» **Problem to solve**
Copy out, from the entries below, each line holding the string "heading".

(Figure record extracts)

★ ★ ★ ★ ★

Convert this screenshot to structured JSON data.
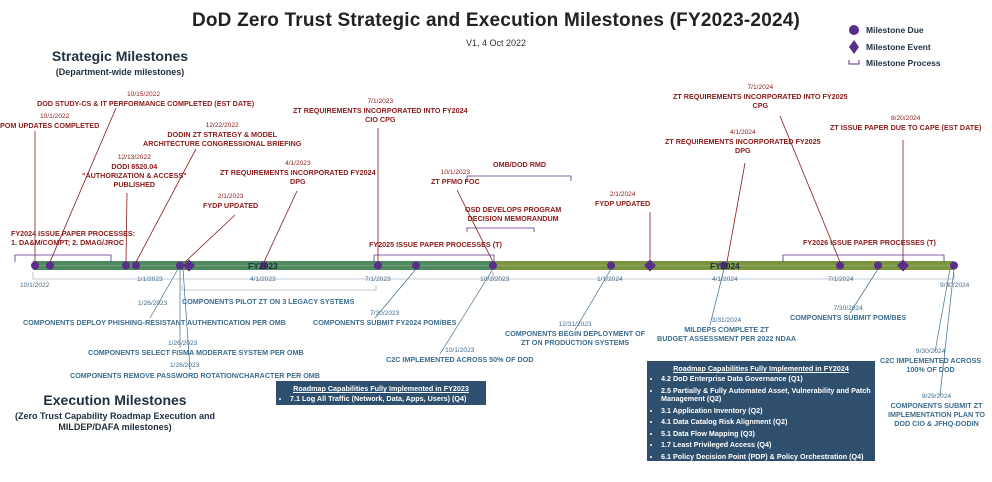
{
  "header": {
    "title": "DoD Zero Trust Strategic and Execution Milestones (FY2023-2024)",
    "version": "V1, 4 Oct 2022"
  },
  "legend": {
    "due": "Milestone Due",
    "event": "Milestone Event",
    "process": "Milestone Process"
  },
  "strategic": {
    "title": "Strategic Milestones",
    "subtitle": "(Department-wide milestones)"
  },
  "execution": {
    "title": "Execution Milestones",
    "subtitle_1": "(Zero Trust Capability Roadmap Execution and",
    "subtitle_2": "MILDEP/DAFA milestones)"
  },
  "timeline": {
    "fy1": "FY2023",
    "fy2": "FY2024",
    "dates": {
      "d1": "10/1/2022",
      "d2": "1/1/2023",
      "d3": "4/1/2023",
      "d4": "7/1/2023",
      "d5": "10/1/2023",
      "d6": "1/1/2024",
      "d7": "4/1/2024",
      "d8": "7/1/2024",
      "d9": "9/30/2024"
    }
  },
  "strategic_milestones": {
    "m1": {
      "date": "10/1/2022",
      "label": "POM UPDATES COMPLETED"
    },
    "m2": {
      "date": "10/15/2022",
      "label": "DOD STUDY-CS & IT PERFORMANCE COMPLETED (EST DATE)"
    },
    "m3": {
      "date": "12/22/2022",
      "l1": "DODIN ZT STRATEGY & MODEL",
      "l2": "ARCHITECTURE CONGRESSIONAL BRIEFING"
    },
    "m4": {
      "date": "12/13/2022",
      "l1": "DODI 8520.04",
      "l2": "\"AUTHORIZATION & ACCESS\"",
      "l3": "PUBLISHED"
    },
    "m5": {
      "date": "2/1/2023",
      "label": "FYDP UPDATED"
    },
    "m6": {
      "date": "4/1/2023",
      "l1": "ZT REQUIREMENTS INCORPORATED FY2024",
      "l2": "DPG"
    },
    "m7": {
      "date": "7/1/2023",
      "l1": "ZT REQUIREMENTS INCORPORATED INTO FY2024",
      "l2": "CIO CPG"
    },
    "m8": {
      "date": "10/1/2023",
      "label": "ZT PFMO FOC"
    },
    "m9": {
      "label": "OMB/DOD RMD"
    },
    "m10": {
      "l1": "OSD DEVELOPS PROGRAM",
      "l2": "DECISION MEMORANDUM"
    },
    "m11": {
      "date": "2/1/2024",
      "label": "FYDP UPDATED"
    },
    "m12": {
      "date": "4/1/2024",
      "l1": "ZT REQUIREMENTS INCORPORATED FY2025",
      "l2": "DPG"
    },
    "m13": {
      "date": "7/1/2024",
      "l1": "ZT REQUIREMENTS INCORPORATED INTO FY2025",
      "l2": "CPG"
    },
    "m14": {
      "date": "8/20/2024",
      "label": "ZT ISSUE PAPER DUE TO CAPE (EST DATE)"
    },
    "p1": {
      "l1": "FY2024 ISSUE PAPER PROCESSES:",
      "l2": "1. DA&M/COMPT; 2. DMAG/JROC"
    },
    "p2": {
      "label": "FY2025 ISSUE PAPER PROCESSES (T)"
    },
    "p3": {
      "label": "FY2026 ISSUE PAPER PROCESSES (T)"
    }
  },
  "execution_milestones": {
    "e1": {
      "date": "1/26/2023",
      "label": "COMPONENTS DEPLOY PHISHING-RESISTANT AUTHENTICATION PER OMB"
    },
    "e2": {
      "date": "1/26/2023",
      "label": "COMPONENTS SELECT FISMA MODERATE SYSTEM PER OMB"
    },
    "e3": {
      "date": "1/26/2023",
      "label": "COMPONENTS REMOVE PASSWORD ROTATION/CHARACTER PER OMB"
    },
    "e4": {
      "label": "COMPONENTS PILOT ZT ON 3 LEGACY SYSTEMS"
    },
    "e5": {
      "date": "7/30/2023",
      "label": "COMPONENTS SUBMIT FY2024 POM/BES"
    },
    "e6": {
      "date": "10/1/2023",
      "label": "C2C IMPLEMENTED ACROSS 50% OF DOD"
    },
    "e7": {
      "date": "12/31/2023",
      "l1": "COMPONENTS BEGIN DEPLOYMENT OF",
      "l2": "ZT ON PRODUCTION SYSTEMS"
    },
    "e8": {
      "date": "3/31/2024",
      "l1": "MILDEPS COMPLETE ZT",
      "l2": "BUDGET ASSESSMENT PER 2022 NDAA"
    },
    "e9": {
      "date": "7/30/2024",
      "label": "COMPONENTS SUBMIT POM/BES"
    },
    "e10": {
      "date": "9/30/2024",
      "l1": "C2C IMPLEMENTED ACROSS",
      "l2": "100% OF DOD"
    },
    "e11": {
      "date": "9/29/2024",
      "l1": "COMPONENTS SUBMIT ZT",
      "l2": "IMPLEMENTATION PLAN TO",
      "l3": "DOD CIO & JFHQ-DODIN"
    }
  },
  "roadmap_2023": {
    "heading": "Roadmap Capabilities Fully Implemented in FY2023",
    "items": [
      "7.1 Log All Traffic (Network, Data, Apps, Users) (Q4)"
    ]
  },
  "roadmap_2024": {
    "heading": "Roadmap Capabilities Fully Implemented in FY2024",
    "items": [
      "4.2 DoD Enterprise Data Governance (Q1)",
      "2.5 Partially & Fully Automated Asset, Vulnerability and Patch Management (Q2)",
      "3.1 Application Inventory (Q2)",
      "4.1 Data Catalog Risk Alignment (Q2)",
      "5.1 Data Flow Mapping (Q3)",
      "1.7 Least Privileged Access (Q4)",
      "6.1 Policy Decision Point (PDP) & Policy Orchestration (Q4)"
    ]
  },
  "colors": {
    "bar_fy23": "#4f8a5f",
    "bar_fy24": "#7a9540",
    "due": "#5a2d8a",
    "strategic_text": "#8b1a1a",
    "exec_text": "#3e6d8e",
    "box": "#2f4f6e"
  }
}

★ ★ ★ ★ ★

» **Output of the exercise**
    "heading": "Roadmap Capabilities Fully Implemented in FY2023",
    "heading": "Roadmap Capabilities Fully Implemented in FY2024",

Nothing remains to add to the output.